-- Start Entries supplied --

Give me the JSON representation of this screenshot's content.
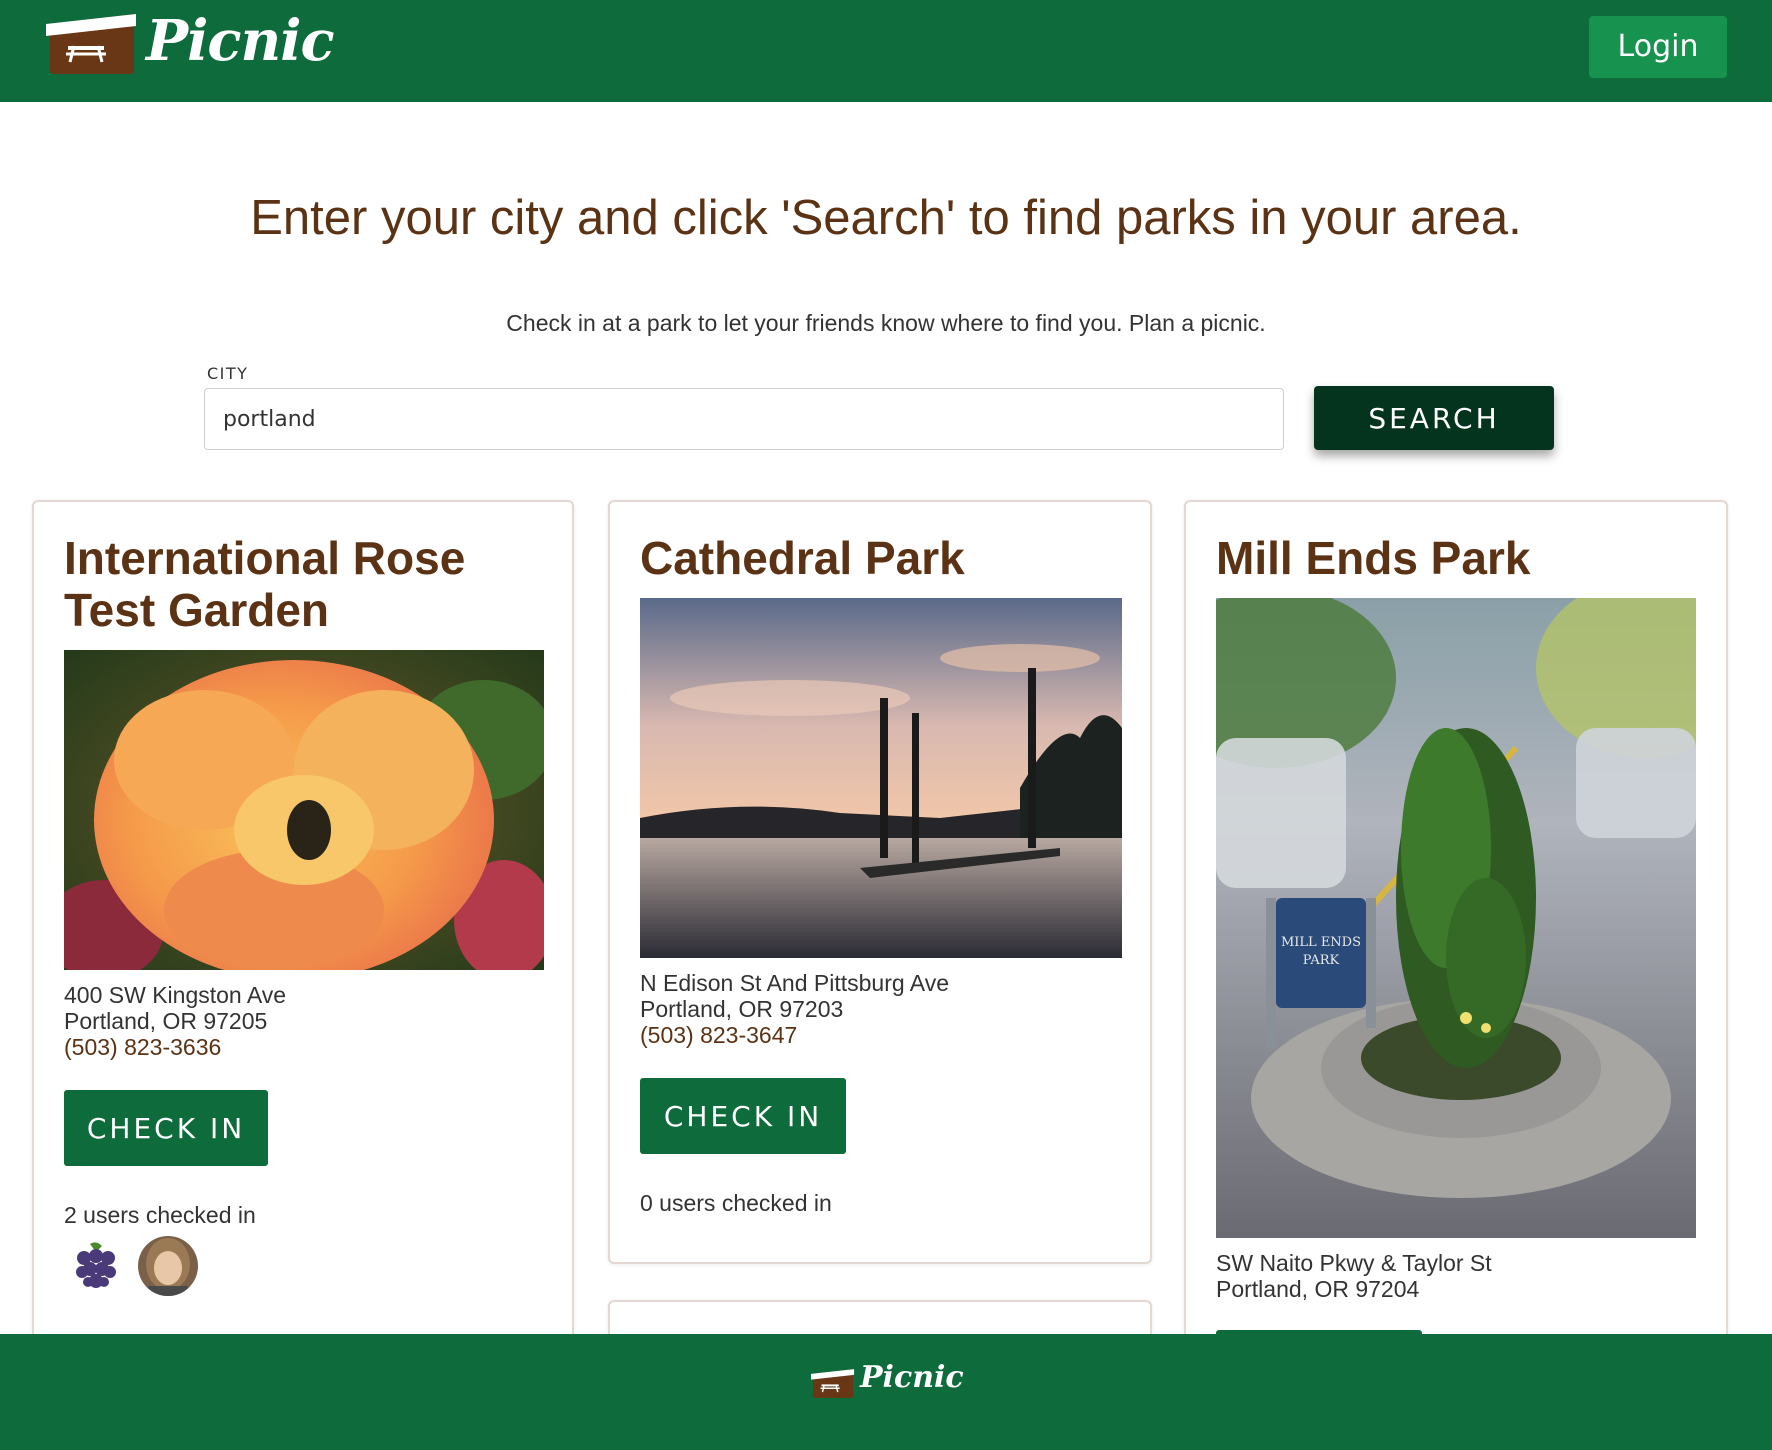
{
  "header": {
    "brand": "Picnic",
    "login_label": "Login"
  },
  "intro": {
    "headline": "Enter your city and click 'Search' to find parks in your area.",
    "subline": "Check in at a park to let your friends know where to find you. Plan a picnic."
  },
  "search": {
    "city_label": "CITY",
    "city_value": "portland",
    "button_label": "SEARCH"
  },
  "parks": [
    {
      "name": "International Rose Test Garden",
      "address_line1": "400 SW Kingston Ave",
      "address_line2": "Portland, OR 97205",
      "phone": "(503) 823-3636",
      "checkin_label": "CHECK IN",
      "users_checked_in": "2 users checked in",
      "users": [
        "grapes-avatar",
        "woman-avatar"
      ]
    },
    {
      "name": "Cathedral Park",
      "address_line1": "N Edison St And Pittsburg Ave",
      "address_line2": "Portland, OR 97203",
      "phone": "(503) 823-3647",
      "checkin_label": "CHECK IN",
      "users_checked_in": "0 users checked in"
    },
    {
      "name": "Mill Ends Park",
      "address_line1": "SW Naito Pkwy & Taylor St",
      "address_line2": "Portland, OR 97204",
      "sign_text": "MILL ENDS PARK"
    }
  ],
  "footer": {
    "brand": "Picnic"
  },
  "colors": {
    "brand_green": "#0d6b3c",
    "login_green": "#17924f",
    "search_dark": "#05341e",
    "title_brown": "#5b3214"
  }
}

-- End Entries supplied --

• _The request_:
Omit the pictures. Transcribe every record exactly.

• _Answer below_:
Give me the JSON representation of this screenshot's content.
{
  "header": {
    "brand": "Picnic",
    "login_label": "Login"
  },
  "intro": {
    "headline": "Enter your city and click 'Search' to find parks in your area.",
    "subline": "Check in at a park to let your friends know where to find you. Plan a picnic."
  },
  "search": {
    "city_label": "CITY",
    "city_value": "portland",
    "button_label": "SEARCH"
  },
  "parks": [
    {
      "name": "International Rose Test Garden",
      "address_line1": "400 SW Kingston Ave",
      "address_line2": "Portland, OR 97205",
      "phone": "(503) 823-3636",
      "checkin_label": "CHECK IN",
      "users_checked_in": "2 users checked in",
      "users": [
        "grapes-avatar",
        "woman-avatar"
      ]
    },
    {
      "name": "Cathedral Park",
      "address_line1": "N Edison St And Pittsburg Ave",
      "address_line2": "Portland, OR 97203",
      "phone": "(503) 823-3647",
      "checkin_label": "CHECK IN",
      "users_checked_in": "0 users checked in"
    },
    {
      "name": "Mill Ends Park",
      "address_line1": "SW Naito Pkwy & Taylor St",
      "address_line2": "Portland, OR 97204",
      "sign_text": "MILL ENDS PARK"
    }
  ],
  "footer": {
    "brand": "Picnic"
  },
  "colors": {
    "brand_green": "#0d6b3c",
    "login_green": "#17924f",
    "search_dark": "#05341e",
    "title_brown": "#5b3214"
  }
}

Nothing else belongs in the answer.